What you need to do: Transcribe every line of the records verbatim.

(Saved data entries)
--

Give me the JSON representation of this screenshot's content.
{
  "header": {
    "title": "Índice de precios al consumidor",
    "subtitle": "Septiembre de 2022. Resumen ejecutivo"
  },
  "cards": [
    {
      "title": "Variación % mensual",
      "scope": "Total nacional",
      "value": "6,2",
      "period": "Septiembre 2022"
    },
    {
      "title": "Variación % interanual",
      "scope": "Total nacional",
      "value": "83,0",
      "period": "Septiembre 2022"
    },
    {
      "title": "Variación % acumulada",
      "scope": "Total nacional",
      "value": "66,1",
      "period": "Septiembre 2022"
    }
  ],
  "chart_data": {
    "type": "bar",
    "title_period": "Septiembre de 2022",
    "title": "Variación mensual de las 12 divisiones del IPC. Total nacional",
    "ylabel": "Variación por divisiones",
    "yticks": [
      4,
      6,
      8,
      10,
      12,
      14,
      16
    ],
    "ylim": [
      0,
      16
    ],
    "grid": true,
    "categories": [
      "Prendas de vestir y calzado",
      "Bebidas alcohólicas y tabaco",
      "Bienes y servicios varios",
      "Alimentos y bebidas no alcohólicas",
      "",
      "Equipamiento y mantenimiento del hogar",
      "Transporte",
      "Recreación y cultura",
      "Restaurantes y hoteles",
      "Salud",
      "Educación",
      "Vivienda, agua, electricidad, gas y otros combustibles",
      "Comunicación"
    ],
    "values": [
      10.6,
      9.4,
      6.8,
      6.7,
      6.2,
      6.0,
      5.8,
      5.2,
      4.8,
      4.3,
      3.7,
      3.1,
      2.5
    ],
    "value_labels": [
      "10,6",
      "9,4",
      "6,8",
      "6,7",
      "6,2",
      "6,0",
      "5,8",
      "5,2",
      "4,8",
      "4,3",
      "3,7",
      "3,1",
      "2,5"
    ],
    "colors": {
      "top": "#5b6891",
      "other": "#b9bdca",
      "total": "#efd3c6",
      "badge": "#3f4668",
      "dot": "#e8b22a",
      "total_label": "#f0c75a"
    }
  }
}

--

In response:
Give me the JSON representation of this screenshot's content.
{
  "header": {
    "title": "Índice de precios al consumidor",
    "subtitle": "Septiembre de 2022. Resumen ejecutivo"
  },
  "cards": [
    {
      "title": "Variación % mensual",
      "scope": "Total nacional",
      "value": "6,2",
      "period": "Septiembre 2022"
    },
    {
      "title": "Variación % interanual",
      "scope": "Total nacional",
      "value": "83,0",
      "period": "Septiembre 2022"
    },
    {
      "title": "Variación % acumulada",
      "scope": "Total nacional",
      "value": "66,1",
      "period": "Septiembre 2022"
    }
  ],
  "chart_data": {
    "type": "bar",
    "title_period": "Septiembre de 2022",
    "title": "Variación mensual de las 12 divisiones del IPC. Total nacional",
    "ylabel": "Variación por divisiones",
    "yticks": [
      4,
      6,
      8,
      10,
      12,
      14,
      16
    ],
    "ylim": [
      0,
      16
    ],
    "grid": true,
    "categories": [
      "Prendas de vestir y calzado",
      "Bebidas alcohólicas y tabaco",
      "Bienes y servicios varios",
      "Alimentos y bebidas no alcohólicas",
      "",
      "Equipamiento y mantenimiento del hogar",
      "Transporte",
      "Recreación y cultura",
      "Restaurantes y hoteles",
      "Salud",
      "Educación",
      "Vivienda, agua, electricidad, gas y otros combustibles",
      "Comunicación"
    ],
    "values": [
      10.6,
      9.4,
      6.8,
      6.7,
      6.2,
      6.0,
      5.8,
      5.2,
      4.8,
      4.3,
      3.7,
      3.1,
      2.5
    ],
    "value_labels": [
      "10,6",
      "9,4",
      "6,8",
      "6,7",
      "6,2",
      "6,0",
      "5,8",
      "5,2",
      "4,8",
      "4,3",
      "3,7",
      "3,1",
      "2,5"
    ],
    "colors": {
      "top": "#5b6891",
      "other": "#b9bdca",
      "total": "#efd3c6",
      "badge": "#3f4668",
      "dot": "#e8b22a",
      "total_label": "#f0c75a"
    }
  }
}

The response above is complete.